The problem: Give every entry again, word for word and in full.
-------- Task input
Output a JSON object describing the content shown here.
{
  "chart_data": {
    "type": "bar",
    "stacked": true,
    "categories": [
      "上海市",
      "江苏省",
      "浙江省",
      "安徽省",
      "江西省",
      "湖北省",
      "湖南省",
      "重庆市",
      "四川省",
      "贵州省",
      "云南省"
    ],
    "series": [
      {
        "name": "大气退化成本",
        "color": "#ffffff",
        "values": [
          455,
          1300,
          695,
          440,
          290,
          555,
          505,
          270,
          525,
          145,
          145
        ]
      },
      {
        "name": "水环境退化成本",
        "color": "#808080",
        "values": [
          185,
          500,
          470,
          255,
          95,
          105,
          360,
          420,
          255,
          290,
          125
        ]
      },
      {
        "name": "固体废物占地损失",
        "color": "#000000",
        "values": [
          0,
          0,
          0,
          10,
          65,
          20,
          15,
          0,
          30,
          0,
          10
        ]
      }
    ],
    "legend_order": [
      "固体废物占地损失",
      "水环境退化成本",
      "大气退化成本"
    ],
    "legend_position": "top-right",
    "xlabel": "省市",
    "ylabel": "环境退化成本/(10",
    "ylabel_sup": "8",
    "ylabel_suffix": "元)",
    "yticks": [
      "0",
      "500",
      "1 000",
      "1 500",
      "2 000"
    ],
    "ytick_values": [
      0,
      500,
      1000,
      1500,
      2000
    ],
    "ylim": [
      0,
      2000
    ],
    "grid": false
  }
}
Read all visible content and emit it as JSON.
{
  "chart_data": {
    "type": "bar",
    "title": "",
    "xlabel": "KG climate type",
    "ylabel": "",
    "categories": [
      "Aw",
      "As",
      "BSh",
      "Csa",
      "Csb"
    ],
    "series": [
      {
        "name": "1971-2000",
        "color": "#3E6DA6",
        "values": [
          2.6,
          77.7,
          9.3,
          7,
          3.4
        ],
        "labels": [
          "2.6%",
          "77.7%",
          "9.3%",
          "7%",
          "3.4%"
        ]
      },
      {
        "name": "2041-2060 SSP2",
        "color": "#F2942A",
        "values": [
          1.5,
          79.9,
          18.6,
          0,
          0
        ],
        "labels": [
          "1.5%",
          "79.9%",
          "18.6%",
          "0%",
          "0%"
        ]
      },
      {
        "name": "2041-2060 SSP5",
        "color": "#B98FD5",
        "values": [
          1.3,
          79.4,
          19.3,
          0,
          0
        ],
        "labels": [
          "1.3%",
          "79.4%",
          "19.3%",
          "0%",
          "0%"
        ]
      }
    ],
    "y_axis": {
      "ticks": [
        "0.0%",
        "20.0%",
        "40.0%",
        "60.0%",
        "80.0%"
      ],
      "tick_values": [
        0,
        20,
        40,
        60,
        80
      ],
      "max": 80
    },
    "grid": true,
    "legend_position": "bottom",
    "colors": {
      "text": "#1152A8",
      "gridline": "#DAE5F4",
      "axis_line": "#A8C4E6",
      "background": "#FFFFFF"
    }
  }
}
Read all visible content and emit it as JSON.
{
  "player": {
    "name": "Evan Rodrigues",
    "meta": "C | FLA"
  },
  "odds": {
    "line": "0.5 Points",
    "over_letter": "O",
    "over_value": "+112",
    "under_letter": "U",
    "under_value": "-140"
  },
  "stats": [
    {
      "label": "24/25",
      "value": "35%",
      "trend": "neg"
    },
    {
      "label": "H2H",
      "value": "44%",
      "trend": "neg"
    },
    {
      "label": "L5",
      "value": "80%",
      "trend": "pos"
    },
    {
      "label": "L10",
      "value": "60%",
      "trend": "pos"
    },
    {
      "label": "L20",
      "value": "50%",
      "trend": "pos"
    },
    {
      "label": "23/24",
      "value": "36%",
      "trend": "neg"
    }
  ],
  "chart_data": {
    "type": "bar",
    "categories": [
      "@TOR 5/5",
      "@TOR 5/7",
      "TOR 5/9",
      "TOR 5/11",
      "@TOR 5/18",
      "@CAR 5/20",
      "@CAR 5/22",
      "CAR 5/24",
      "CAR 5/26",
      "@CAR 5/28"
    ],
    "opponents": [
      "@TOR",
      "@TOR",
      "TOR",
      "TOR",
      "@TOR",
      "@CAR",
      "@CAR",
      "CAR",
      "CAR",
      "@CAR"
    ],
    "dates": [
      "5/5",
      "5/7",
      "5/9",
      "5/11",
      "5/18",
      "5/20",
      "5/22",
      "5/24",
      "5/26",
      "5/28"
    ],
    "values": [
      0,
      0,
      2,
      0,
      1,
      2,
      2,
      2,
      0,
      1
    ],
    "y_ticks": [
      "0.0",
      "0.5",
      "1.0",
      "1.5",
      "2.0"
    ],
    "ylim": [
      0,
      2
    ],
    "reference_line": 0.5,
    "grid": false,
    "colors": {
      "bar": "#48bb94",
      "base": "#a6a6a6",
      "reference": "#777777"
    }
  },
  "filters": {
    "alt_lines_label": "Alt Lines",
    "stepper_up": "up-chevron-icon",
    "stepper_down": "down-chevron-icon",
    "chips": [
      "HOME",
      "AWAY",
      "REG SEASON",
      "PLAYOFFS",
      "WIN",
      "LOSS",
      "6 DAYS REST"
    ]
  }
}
----------------
Response to this exercise:
Output a JSON object describing the content shown here.
{
  "chart_data": {
    "type": "bar",
    "stacked": true,
    "categories": [
      "上海市",
      "江苏省",
      "浙江省",
      "安徽省",
      "江西省",
      "湖北省",
      "湖南省",
      "重庆市",
      "四川省",
      "贵州省",
      "云南省"
    ],
    "series": [
      {
        "name": "大气退化成本",
        "color": "#ffffff",
        "values": [
          455,
          1300,
          695,
          440,
          290,
          555,
          505,
          270,
          525,
          145,
          145
        ]
      },
      {
        "name": "水环境退化成本",
        "color": "#808080",
        "values": [
          185,
          500,
          470,
          255,
          95,
          105,
          360,
          420,
          255,
          290,
          125
        ]
      },
      {
        "name": "固体废物占地损失",
        "color": "#000000",
        "values": [
          0,
          0,
          0,
          10,
          65,
          20,
          15,
          0,
          30,
          0,
          10
        ]
      }
    ],
    "legend_order": [
      "固体废物占地损失",
      "水环境退化成本",
      "大气退化成本"
    ],
    "legend_position": "top-right",
    "xlabel": "省市",
    "ylabel": "环境退化成本/(10",
    "ylabel_sup": "8",
    "ylabel_suffix": "元)",
    "yticks": [
      "0",
      "500",
      "1 000",
      "1 500",
      "2 000"
    ],
    "ytick_values": [
      0,
      500,
      1000,
      1500,
      2000
    ],
    "ylim": [
      0,
      2000
    ],
    "grid": false
  }
}
Read all visible content and emit it as JSON.
{
  "chart_data": {
    "type": "bar",
    "title": "",
    "xlabel": "KG climate type",
    "ylabel": "",
    "categories": [
      "Aw",
      "As",
      "BSh",
      "Csa",
      "Csb"
    ],
    "series": [
      {
        "name": "1971-2000",
        "color": "#3E6DA6",
        "values": [
          2.6,
          77.7,
          9.3,
          7,
          3.4
        ],
        "labels": [
          "2.6%",
          "77.7%",
          "9.3%",
          "7%",
          "3.4%"
        ]
      },
      {
        "name": "2041-2060 SSP2",
        "color": "#F2942A",
        "values": [
          1.5,
          79.9,
          18.6,
          0,
          0
        ],
        "labels": [
          "1.5%",
          "79.9%",
          "18.6%",
          "0%",
          "0%"
        ]
      },
      {
        "name": "2041-2060 SSP5",
        "color": "#B98FD5",
        "values": [
          1.3,
          79.4,
          19.3,
          0,
          0
        ],
        "labels": [
          "1.3%",
          "79.4%",
          "19.3%",
          "0%",
          "0%"
        ]
      }
    ],
    "y_axis": {
      "ticks": [
        "0.0%",
        "20.0%",
        "40.0%",
        "60.0%",
        "80.0%"
      ],
      "tick_values": [
        0,
        20,
        40,
        60,
        80
      ],
      "max": 80
    },
    "grid": true,
    "legend_position": "bottom",
    "colors": {
      "text": "#1152A8",
      "gridline": "#DAE5F4",
      "axis_line": "#A8C4E6",
      "background": "#FFFFFF"
    }
  }
}
Read all visible content and emit it as JSON.
{
  "player": {
    "name": "Evan Rodrigues",
    "meta": "C | FLA"
  },
  "odds": {
    "line": "0.5 Points",
    "over_letter": "O",
    "over_value": "+112",
    "under_letter": "U",
    "under_value": "-140"
  },
  "stats": [
    {
      "label": "24/25",
      "value": "35%",
      "trend": "neg"
    },
    {
      "label": "H2H",
      "value": "44%",
      "trend": "neg"
    },
    {
      "label": "L5",
      "value": "80%",
      "trend": "pos"
    },
    {
      "label": "L10",
      "value": "60%",
      "trend": "pos"
    },
    {
      "label": "L20",
      "value": "50%",
      "trend": "pos"
    },
    {
      "label": "23/24",
      "value": "36%",
      "trend": "neg"
    }
  ],
  "chart_data": {
    "type": "bar",
    "categories": [
      "@TOR 5/5",
      "@TOR 5/7",
      "TOR 5/9",
      "TOR 5/11",
      "@TOR 5/18",
      "@CAR 5/20",
      "@CAR 5/22",
      "CAR 5/24",
      "CAR 5/26",
      "@CAR 5/28"
    ],
    "opponents": [
      "@TOR",
      "@TOR",
      "TOR",
      "TOR",
      "@TOR",
      "@CAR",
      "@CAR",
      "CAR",
      "CAR",
      "@CAR"
    ],
    "dates": [
      "5/5",
      "5/7",
      "5/9",
      "5/11",
      "5/18",
      "5/20",
      "5/22",
      "5/24",
      "5/26",
      "5/28"
    ],
    "values": [
      0,
      0,
      2,
      0,
      1,
      2,
      2,
      2,
      0,
      1
    ],
    "y_ticks": [
      "0.0",
      "0.5",
      "1.0",
      "1.5",
      "2.0"
    ],
    "ylim": [
      0,
      2
    ],
    "reference_line": 0.5,
    "grid": false,
    "colors": {
      "bar": "#48bb94",
      "base": "#a6a6a6",
      "reference": "#777777"
    }
  },
  "filters": {
    "alt_lines_label": "Alt Lines",
    "stepper_up": "up-chevron-icon",
    "stepper_down": "down-chevron-icon",
    "chips": [
      "HOME",
      "AWAY",
      "REG SEASON",
      "PLAYOFFS",
      "WIN",
      "LOSS",
      "6 DAYS REST"
    ]
  }
}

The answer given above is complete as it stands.